Enunciado del ejercicio ▸ Transcribe tal cual, del texto sobre el Plan B de austeridad electoral, el fragmento que va de "La medida también" a "rendición de cuentas.".

Texto proporcionado ▸
<<<<

El Congreso mexicano aprobó un ambicioso “Plan B” que busca reducir las prestaciones y beneficios de los funcionarios electorales, con el objetivo de generar un ahorro aproximado de 4 mil millones de pesos. Esta medida forma parte de una estrategia más amplia de austeridad en el gasto público y en la organización de elecciones.
La iniciativa contempla recortes en bonos, seguros, cajas de ahorro y otros beneficios que reciben los servidores de los órganos electorales locales y federales. Además, establece límites a jubilaciones y remuneraciones para garantizar que los recursos sean utilizados de manera más eficiente y transparente.
El proyecto contó con el respaldo de figuras clave del Congreso, incluidos legisladores de diversas bancadas, y ha sido presentado como una reforma constitucional que modifica los artículos 35, 115, 116 y 134, con la finalidad de fortalecer la austeridad institucional.
Los recortes afectan tanto al Instituto Nacional Electoral (INE) como a los Organismos Públicos Locales Electorales (OPLEs), ajustando gastos operativos y de personal sin comprometer la organización de los procesos electorales previstos para los próximos años.
La medida también contempla la revisión de financiamiento público a partidos políticos y establece mecanismos para garantizar que los recursos se destinen a actividades esenciales, priorizando la transparencia y la rendición de cuentas.

>>>>

Listado proporcionado ▸
<<<<

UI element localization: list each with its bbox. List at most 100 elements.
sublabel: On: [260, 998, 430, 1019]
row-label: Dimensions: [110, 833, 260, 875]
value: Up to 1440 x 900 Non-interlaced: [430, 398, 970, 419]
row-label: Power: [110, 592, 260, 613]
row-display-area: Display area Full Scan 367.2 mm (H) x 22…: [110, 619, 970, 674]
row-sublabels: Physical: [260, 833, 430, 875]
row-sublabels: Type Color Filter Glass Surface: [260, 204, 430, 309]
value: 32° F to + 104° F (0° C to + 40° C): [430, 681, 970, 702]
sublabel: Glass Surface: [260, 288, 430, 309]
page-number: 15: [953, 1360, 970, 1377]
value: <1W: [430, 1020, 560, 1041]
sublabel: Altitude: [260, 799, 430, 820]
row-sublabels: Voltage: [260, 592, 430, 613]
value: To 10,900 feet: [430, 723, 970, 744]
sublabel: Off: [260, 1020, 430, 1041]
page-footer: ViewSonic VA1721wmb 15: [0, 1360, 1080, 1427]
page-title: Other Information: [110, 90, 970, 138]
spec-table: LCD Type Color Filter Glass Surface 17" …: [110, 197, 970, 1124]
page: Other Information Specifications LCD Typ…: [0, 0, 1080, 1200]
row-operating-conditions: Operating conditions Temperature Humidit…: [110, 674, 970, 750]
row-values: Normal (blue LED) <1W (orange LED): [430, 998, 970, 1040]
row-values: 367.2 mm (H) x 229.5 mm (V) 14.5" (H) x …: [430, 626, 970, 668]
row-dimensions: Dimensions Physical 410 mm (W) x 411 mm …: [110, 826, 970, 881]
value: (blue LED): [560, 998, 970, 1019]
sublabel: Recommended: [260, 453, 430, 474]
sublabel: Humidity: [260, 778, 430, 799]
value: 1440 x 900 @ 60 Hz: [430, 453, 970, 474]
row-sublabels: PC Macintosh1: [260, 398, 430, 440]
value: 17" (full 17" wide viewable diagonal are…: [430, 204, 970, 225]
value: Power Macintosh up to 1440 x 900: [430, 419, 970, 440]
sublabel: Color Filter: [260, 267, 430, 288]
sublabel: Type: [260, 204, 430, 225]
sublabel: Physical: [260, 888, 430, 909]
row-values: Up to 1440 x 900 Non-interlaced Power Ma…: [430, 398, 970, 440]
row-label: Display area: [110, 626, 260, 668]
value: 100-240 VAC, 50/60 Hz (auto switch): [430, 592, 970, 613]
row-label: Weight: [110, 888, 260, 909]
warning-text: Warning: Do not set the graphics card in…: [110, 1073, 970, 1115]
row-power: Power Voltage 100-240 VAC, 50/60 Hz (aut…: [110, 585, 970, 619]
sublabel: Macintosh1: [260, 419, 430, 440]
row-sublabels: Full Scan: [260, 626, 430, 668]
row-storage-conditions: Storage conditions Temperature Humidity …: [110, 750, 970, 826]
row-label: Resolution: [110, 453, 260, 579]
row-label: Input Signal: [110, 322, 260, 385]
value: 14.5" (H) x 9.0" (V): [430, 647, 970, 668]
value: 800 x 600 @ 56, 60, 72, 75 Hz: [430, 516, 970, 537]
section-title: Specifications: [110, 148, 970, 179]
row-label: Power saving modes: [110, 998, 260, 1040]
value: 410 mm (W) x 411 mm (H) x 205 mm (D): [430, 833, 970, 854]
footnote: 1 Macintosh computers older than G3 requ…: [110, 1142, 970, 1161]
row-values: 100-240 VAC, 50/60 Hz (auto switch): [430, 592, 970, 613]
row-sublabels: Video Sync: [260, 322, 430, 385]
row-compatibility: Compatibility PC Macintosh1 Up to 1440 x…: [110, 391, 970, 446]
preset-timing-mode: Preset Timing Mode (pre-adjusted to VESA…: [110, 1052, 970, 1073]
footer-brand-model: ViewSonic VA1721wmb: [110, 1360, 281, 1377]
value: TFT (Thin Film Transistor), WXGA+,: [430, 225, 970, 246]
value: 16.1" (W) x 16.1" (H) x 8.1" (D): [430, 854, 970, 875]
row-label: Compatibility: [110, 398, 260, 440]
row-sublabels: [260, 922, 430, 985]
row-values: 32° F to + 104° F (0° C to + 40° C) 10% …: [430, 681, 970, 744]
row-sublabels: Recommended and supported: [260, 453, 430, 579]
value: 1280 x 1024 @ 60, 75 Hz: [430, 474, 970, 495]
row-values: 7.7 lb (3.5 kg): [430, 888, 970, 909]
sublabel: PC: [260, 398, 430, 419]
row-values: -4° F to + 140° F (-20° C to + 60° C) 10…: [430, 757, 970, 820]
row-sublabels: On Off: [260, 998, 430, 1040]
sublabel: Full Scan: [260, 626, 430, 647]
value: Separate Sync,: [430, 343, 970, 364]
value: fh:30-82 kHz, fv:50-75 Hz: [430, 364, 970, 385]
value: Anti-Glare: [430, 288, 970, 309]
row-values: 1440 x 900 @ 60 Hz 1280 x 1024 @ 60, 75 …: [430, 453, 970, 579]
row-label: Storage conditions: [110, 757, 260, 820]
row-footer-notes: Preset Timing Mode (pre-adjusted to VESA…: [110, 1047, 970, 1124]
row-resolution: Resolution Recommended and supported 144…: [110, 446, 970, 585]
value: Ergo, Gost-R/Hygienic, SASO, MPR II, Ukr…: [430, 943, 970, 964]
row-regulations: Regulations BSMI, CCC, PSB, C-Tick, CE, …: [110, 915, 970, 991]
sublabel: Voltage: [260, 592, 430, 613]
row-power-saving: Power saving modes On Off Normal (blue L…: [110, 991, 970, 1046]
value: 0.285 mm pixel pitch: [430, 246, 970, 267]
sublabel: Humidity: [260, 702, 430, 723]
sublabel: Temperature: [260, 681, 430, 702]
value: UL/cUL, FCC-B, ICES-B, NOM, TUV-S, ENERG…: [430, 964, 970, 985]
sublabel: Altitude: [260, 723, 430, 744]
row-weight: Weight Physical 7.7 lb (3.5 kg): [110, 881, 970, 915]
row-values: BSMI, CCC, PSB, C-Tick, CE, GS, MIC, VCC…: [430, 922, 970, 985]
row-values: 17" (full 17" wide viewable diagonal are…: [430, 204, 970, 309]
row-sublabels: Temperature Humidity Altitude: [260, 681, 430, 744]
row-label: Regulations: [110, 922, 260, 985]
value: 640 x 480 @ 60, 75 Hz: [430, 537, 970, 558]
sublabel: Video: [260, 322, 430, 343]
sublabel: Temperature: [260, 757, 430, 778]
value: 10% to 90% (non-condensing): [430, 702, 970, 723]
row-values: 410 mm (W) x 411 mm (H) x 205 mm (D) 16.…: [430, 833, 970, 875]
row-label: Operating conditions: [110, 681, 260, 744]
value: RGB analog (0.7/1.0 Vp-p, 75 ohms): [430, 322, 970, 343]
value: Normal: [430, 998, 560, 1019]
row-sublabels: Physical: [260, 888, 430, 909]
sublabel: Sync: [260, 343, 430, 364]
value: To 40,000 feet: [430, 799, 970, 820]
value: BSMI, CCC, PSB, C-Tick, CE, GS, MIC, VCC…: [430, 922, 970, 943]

>>>>

Respuesta escrita ▸
La medida también contempla la revisión de financiamiento público a partidos políticos y establece mecanismos para garantizar que los recursos se destinen a actividades esenciales, priorizando la transparencia y la rendición de cuentas.